How many lines in the listing below include the word "diameter"? Reply with the count alone.
━━━ Material for the task ━━━
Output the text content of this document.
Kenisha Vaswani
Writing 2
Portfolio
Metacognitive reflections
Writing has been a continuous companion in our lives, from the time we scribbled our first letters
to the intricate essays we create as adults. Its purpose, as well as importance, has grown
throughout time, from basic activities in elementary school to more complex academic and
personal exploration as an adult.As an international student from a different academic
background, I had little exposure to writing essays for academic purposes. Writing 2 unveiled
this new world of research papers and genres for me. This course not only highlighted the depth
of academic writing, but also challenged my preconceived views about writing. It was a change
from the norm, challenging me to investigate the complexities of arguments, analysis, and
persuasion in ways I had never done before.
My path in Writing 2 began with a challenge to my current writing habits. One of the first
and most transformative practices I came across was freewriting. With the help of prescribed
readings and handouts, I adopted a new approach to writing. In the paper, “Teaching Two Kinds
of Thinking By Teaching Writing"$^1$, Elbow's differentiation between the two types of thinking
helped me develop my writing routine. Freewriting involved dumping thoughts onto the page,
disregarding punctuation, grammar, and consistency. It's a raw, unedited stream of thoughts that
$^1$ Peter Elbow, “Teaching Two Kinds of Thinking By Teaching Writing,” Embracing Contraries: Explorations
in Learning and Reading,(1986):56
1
━━━
━━━ Material for the task ━━━
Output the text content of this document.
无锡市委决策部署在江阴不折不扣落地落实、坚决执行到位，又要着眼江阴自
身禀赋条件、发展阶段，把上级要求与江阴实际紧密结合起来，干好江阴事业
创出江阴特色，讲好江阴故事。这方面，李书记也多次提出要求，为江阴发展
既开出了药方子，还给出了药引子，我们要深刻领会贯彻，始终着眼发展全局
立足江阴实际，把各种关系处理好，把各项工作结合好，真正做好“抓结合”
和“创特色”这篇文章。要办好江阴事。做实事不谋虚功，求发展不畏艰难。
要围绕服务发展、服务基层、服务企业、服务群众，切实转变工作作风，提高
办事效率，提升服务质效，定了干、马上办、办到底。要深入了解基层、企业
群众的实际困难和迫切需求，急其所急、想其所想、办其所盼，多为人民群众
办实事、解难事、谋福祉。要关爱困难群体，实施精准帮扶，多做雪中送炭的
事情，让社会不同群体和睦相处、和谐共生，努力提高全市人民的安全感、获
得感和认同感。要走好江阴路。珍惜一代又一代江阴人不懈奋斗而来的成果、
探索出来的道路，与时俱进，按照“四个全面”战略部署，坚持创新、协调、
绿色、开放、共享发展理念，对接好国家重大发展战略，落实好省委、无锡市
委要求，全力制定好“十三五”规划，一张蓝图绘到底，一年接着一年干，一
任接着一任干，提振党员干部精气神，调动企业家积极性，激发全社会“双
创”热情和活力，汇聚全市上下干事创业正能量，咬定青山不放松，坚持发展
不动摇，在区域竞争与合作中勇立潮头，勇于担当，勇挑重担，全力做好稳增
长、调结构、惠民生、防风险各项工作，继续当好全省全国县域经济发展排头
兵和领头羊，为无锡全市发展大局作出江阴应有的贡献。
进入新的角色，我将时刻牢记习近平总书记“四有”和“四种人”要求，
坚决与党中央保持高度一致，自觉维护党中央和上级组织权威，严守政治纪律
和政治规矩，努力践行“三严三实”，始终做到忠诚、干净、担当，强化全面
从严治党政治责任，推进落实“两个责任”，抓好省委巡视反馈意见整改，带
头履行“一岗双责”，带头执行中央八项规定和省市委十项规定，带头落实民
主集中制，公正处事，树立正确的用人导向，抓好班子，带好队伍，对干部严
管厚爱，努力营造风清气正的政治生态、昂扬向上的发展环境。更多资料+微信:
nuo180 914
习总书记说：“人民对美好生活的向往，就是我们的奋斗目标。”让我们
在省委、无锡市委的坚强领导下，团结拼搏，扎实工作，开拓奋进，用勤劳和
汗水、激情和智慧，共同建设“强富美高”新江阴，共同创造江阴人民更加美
━━━
━━━ Material for the task ━━━
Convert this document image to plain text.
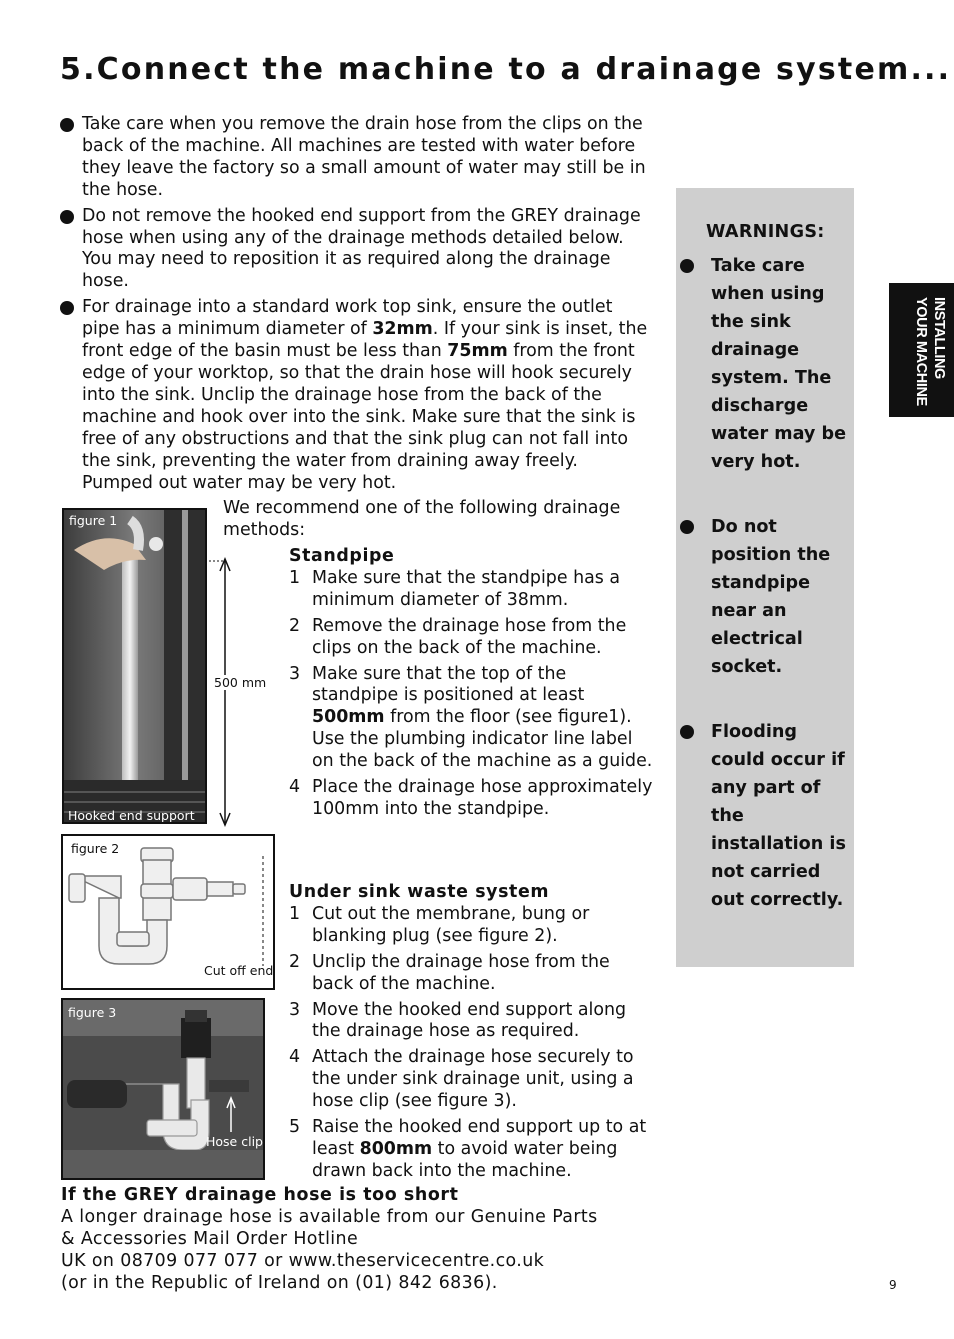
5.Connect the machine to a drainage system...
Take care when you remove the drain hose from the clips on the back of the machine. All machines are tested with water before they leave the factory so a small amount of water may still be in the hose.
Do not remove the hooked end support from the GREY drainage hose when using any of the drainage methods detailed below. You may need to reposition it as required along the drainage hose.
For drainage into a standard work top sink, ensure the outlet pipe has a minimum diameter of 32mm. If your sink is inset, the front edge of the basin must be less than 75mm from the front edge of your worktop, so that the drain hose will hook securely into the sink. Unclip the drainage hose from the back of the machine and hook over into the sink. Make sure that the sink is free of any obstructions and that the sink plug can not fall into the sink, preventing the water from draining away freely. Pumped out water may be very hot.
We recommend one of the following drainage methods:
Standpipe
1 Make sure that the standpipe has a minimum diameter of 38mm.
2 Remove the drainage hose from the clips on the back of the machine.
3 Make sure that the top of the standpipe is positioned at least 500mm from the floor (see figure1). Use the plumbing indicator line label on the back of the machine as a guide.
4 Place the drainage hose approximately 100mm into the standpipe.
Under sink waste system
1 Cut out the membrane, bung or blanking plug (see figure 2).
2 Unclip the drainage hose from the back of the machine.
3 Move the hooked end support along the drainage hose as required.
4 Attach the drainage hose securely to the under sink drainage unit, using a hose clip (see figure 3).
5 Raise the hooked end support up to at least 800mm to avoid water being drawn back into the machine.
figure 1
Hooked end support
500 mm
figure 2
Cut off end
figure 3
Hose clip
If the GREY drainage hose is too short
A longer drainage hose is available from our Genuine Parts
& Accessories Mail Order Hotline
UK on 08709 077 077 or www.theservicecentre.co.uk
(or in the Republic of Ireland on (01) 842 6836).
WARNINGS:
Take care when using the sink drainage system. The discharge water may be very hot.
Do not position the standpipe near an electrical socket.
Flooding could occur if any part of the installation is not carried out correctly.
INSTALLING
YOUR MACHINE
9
━━━
**Answer to the problem**. 2